WRITTEN TASK: Copy each line containing the word "Aspekte" from the records that follow, please.

Data records:
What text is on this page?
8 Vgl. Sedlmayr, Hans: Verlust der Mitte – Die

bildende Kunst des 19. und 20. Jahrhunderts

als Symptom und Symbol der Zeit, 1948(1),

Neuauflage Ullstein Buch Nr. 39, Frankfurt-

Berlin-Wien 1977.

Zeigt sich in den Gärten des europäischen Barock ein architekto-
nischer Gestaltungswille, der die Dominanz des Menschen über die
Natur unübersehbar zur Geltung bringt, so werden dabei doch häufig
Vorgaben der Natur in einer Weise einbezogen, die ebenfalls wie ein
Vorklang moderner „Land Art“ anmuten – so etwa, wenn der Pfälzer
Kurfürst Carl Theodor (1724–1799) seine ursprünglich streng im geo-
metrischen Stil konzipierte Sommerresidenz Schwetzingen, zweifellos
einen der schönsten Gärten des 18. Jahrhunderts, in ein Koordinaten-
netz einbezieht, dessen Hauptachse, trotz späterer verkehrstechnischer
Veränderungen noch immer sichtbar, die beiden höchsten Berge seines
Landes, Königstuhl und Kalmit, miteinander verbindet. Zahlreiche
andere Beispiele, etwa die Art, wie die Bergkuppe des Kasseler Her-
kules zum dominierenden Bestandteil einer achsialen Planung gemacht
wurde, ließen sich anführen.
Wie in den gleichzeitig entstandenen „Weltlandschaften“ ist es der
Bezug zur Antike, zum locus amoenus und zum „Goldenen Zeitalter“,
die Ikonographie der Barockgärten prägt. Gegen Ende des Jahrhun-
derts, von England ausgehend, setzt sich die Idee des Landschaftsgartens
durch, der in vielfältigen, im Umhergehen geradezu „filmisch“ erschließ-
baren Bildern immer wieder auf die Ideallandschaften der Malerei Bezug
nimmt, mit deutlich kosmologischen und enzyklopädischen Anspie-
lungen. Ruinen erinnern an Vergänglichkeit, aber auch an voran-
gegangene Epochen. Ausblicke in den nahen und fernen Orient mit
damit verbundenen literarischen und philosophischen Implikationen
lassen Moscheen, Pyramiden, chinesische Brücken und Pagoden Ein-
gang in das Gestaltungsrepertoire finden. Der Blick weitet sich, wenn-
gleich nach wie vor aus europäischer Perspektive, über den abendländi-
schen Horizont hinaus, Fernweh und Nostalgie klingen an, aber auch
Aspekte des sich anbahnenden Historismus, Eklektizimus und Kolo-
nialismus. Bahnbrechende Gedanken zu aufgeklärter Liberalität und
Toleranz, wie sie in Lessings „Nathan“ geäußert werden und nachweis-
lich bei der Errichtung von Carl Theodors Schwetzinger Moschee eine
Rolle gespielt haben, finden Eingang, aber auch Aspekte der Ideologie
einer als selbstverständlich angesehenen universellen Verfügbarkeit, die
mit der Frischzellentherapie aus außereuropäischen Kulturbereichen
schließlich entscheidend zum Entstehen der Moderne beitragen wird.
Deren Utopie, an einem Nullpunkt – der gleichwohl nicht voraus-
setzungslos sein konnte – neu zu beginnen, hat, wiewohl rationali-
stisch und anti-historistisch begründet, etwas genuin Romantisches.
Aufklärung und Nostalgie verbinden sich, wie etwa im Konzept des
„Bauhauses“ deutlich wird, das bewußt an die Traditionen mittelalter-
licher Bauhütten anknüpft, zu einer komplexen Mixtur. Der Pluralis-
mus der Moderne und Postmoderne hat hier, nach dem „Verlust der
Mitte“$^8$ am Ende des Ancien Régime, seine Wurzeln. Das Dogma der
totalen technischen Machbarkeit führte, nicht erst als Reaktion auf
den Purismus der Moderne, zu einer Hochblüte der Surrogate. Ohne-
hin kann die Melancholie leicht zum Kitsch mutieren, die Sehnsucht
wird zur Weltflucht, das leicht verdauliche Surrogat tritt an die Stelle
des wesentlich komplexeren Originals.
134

RESULT:
Aspekte des sich anbahnenden Historismus, Eklektizimus und Kolo-
Rolle gespielt haben, finden Eingang, aber auch Aspekte der Ideologie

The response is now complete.